:: SOURCE TEXT ::
# Episiotomy after forceps- urinary incontinence



## bubu (Jun 10, 2007)

Hi, 

Had my beautiful DS on Saturday after forceps and episiotomy... Experiencing pain cos of episootomy and urinary incontinence... Can you pls guide about incontinence..  Is it commmon and temporary?what can be done about it?

Thx, bubu.


----------



## Kaz1979 (Apr 11, 2011)

Congratulations Bubu,

Incontinence is hopefully temporary. You need to do pelvic floor exercises to get the done back in your muscles of your pelvic floor. Mention it to your midwife when she visits. If it does not improve by the time you have your postnatal check with Gp they can refer you back to the hospital. 

Re your episiotomy pain make sure you are using maternity pads not normal sanitary pads. Take regular painkillers. It will ease over the next few days. You can put tea tree oil in your bath 4drops in 2tablespoons of milk and put in the bath. 

Congrats again.

:: INFORMATION ::
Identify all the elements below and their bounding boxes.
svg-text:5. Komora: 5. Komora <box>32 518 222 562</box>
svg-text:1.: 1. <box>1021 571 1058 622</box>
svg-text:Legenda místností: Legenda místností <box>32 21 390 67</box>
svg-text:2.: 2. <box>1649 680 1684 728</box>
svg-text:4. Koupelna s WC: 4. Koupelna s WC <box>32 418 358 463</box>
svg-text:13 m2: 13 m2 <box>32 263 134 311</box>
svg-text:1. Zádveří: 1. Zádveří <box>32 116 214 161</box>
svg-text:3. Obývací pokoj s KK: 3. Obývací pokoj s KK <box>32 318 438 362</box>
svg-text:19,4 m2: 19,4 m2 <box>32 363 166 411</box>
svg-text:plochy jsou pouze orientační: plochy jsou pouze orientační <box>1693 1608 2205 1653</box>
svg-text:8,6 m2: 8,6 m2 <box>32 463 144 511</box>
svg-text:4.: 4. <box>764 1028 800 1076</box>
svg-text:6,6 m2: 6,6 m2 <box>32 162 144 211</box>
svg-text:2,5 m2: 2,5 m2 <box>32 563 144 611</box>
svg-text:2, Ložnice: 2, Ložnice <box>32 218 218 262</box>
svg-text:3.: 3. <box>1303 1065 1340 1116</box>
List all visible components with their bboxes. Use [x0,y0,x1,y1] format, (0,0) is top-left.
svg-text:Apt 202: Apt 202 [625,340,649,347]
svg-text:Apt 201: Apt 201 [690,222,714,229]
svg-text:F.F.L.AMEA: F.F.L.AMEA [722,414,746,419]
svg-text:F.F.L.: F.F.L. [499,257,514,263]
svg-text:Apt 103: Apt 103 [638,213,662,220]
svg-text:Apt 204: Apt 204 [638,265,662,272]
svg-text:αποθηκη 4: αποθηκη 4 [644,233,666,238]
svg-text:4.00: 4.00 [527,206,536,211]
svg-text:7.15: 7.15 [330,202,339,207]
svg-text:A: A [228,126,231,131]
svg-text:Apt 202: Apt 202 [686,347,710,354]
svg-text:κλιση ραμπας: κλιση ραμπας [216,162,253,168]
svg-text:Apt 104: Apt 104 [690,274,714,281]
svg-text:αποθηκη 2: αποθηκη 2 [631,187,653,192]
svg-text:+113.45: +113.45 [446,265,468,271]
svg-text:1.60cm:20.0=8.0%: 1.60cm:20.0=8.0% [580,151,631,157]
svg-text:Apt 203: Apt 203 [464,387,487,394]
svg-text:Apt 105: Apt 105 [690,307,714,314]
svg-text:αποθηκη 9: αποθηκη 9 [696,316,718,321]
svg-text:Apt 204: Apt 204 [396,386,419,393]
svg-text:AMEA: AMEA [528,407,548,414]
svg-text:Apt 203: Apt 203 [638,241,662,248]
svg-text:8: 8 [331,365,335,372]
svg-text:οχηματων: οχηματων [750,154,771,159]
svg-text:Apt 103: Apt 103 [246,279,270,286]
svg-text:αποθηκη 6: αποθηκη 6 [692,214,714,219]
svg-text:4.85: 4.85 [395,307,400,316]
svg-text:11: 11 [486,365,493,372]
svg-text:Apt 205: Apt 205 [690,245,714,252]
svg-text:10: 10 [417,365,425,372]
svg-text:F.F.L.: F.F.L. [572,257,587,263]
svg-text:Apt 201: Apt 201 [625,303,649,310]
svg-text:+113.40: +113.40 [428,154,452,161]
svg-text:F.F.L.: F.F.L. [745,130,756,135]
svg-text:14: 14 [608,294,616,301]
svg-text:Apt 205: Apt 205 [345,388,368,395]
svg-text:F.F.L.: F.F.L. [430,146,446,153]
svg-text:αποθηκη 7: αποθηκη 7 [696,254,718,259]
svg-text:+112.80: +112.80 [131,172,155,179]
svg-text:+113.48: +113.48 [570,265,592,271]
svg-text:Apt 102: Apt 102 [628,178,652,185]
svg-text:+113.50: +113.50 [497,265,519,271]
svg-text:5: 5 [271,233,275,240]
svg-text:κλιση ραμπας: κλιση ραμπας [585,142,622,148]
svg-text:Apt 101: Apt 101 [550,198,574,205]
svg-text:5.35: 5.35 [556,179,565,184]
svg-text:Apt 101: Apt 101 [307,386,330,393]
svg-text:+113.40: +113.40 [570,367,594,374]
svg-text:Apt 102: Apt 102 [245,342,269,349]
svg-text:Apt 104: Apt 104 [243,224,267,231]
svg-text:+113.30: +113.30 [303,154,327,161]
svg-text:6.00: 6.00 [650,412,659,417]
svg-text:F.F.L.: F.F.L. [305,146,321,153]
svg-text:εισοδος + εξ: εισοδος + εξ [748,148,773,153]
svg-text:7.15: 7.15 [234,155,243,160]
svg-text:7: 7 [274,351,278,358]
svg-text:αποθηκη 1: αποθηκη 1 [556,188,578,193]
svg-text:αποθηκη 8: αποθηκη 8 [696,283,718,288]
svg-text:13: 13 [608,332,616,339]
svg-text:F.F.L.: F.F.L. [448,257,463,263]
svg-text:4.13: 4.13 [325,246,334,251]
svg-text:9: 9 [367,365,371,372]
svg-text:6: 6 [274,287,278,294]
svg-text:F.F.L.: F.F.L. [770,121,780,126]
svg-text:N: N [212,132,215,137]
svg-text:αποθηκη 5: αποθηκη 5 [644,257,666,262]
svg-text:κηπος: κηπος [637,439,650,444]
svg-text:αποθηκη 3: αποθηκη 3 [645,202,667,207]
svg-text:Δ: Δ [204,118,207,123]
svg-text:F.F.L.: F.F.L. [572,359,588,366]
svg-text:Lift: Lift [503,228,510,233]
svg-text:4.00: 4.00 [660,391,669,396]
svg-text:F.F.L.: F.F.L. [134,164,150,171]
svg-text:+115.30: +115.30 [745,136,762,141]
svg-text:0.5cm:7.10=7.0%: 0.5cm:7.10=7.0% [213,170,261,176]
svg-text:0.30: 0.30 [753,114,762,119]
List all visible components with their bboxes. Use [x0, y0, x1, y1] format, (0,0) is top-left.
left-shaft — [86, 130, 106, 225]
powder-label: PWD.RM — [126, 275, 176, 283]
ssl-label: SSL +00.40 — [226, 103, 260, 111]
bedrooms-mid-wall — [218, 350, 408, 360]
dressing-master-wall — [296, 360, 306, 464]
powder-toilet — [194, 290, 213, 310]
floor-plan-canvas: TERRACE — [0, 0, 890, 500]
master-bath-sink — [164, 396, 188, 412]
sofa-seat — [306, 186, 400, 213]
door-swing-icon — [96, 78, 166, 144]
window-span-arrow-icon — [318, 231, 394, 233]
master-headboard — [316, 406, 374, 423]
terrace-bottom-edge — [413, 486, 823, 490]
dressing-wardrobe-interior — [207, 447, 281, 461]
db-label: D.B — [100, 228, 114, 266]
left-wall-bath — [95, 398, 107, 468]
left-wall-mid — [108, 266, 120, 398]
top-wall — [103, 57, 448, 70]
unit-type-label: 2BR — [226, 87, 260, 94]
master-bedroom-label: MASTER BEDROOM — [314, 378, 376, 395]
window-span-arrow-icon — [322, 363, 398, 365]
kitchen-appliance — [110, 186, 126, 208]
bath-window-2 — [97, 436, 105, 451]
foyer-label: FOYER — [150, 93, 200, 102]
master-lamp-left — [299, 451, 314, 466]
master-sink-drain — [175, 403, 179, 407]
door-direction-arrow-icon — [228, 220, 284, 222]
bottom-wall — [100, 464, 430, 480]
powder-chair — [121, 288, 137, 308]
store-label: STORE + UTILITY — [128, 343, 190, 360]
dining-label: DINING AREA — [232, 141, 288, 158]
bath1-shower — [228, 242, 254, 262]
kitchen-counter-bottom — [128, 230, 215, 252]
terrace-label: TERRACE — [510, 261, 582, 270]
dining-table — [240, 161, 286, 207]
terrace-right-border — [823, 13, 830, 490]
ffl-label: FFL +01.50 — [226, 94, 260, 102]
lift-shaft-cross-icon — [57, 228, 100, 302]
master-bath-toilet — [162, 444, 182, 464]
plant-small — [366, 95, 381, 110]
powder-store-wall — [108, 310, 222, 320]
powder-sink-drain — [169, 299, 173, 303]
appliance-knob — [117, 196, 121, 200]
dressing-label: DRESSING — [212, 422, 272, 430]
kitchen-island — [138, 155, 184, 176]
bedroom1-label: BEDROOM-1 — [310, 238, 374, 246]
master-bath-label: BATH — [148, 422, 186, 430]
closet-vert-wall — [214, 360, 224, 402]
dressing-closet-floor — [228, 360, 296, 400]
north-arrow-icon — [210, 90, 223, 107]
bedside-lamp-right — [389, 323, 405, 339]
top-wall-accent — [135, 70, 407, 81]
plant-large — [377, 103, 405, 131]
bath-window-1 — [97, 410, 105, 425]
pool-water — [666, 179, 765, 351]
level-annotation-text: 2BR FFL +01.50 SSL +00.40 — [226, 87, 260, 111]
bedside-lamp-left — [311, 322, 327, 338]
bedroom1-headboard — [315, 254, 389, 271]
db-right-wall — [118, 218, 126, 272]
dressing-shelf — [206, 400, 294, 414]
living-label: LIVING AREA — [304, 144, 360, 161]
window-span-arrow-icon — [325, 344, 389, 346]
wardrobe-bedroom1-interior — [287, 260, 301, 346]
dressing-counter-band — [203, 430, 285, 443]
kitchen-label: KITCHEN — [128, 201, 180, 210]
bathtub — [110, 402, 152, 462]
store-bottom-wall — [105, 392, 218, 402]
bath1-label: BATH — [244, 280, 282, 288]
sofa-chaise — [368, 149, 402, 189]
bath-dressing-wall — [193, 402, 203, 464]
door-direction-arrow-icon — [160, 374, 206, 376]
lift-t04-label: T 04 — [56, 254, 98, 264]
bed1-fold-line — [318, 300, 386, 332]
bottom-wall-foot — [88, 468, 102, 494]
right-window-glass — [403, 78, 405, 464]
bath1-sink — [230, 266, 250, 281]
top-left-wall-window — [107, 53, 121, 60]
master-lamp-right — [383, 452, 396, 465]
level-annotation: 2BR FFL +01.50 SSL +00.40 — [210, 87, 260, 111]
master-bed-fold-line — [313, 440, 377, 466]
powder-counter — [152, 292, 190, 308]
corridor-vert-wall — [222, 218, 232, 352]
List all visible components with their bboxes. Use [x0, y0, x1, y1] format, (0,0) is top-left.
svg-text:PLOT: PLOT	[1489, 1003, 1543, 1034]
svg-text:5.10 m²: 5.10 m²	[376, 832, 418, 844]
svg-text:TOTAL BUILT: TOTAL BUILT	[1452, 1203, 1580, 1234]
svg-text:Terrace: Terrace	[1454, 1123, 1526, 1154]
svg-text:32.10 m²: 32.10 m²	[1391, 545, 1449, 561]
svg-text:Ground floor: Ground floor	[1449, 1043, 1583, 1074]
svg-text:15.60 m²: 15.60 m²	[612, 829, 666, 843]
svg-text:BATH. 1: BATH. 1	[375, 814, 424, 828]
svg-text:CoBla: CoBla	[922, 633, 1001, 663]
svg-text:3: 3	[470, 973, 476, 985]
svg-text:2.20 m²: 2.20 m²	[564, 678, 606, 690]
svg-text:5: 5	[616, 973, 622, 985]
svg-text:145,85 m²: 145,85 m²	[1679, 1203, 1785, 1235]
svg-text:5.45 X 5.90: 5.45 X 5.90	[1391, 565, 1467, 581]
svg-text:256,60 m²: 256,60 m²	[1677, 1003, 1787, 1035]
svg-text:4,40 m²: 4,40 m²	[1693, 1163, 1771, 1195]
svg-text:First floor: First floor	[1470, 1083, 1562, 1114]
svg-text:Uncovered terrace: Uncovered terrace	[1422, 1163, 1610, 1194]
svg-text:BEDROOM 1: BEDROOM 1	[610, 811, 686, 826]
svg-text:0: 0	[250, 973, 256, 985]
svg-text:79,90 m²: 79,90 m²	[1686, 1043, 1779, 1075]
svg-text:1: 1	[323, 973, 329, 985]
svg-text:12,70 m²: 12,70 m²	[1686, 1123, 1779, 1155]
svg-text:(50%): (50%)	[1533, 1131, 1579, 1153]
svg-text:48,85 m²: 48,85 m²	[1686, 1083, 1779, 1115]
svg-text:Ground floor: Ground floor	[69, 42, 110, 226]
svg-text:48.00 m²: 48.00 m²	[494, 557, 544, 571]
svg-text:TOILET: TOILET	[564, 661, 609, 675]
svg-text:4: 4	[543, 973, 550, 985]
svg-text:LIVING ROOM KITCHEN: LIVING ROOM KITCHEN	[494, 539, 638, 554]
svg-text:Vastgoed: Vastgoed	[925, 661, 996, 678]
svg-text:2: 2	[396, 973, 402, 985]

:: REQUIREMENT 1 ::
Return, word for word, the portion of the episiotomy thread that runs from "Incontinence is hopefully" to "in the bath.".
:: REQUIREMENT 2 ::
Resume the episiotomy thread after its last line and write what comes next.

:: WRITTEN RESPONSE 1 ::
Incontinence is hopefully temporary. You need to do pelvic floor exercises to get the done back in your muscles of your pelvic floor. Mention it to your midwife when she visits. If it does not improve by the time you have your postnatal check with Gp they can refer you back to the hospital. 

Re your episiotomy pain make sure you are using maternity pads not normal sanitary pads. Take regular painkillers. It will ease over the next few days. You can put tea tree oil in your bath 4drops in 2tablespoons of milk and put in the bath.

:: WRITTEN RESPONSE 2 ::
Kaz xxxxx


----------



## bubu (Jun 10, 2007)

Dear Kaz,

Thanks a lot. Midwife said it seems like I have water infection which is making things worse.. Cephalexin my GP has prescribed .. Is it safe in breast feeding? Also any tips for sore cracked nipples? I am using lanisoh cream.

Many thanks,
Bubu.


----------



## Kaz1979 (Apr 11, 2011)

Cefalexin is fine. 

Lansinoh is the best for cracked nipples so u on the best one already. You could los hand express a little breat milk and rub that in. It is also worthwhile sitting braless and letting the air get to your nipples. 

Kaz xxxx


----------



## bubu (Jun 10, 2007)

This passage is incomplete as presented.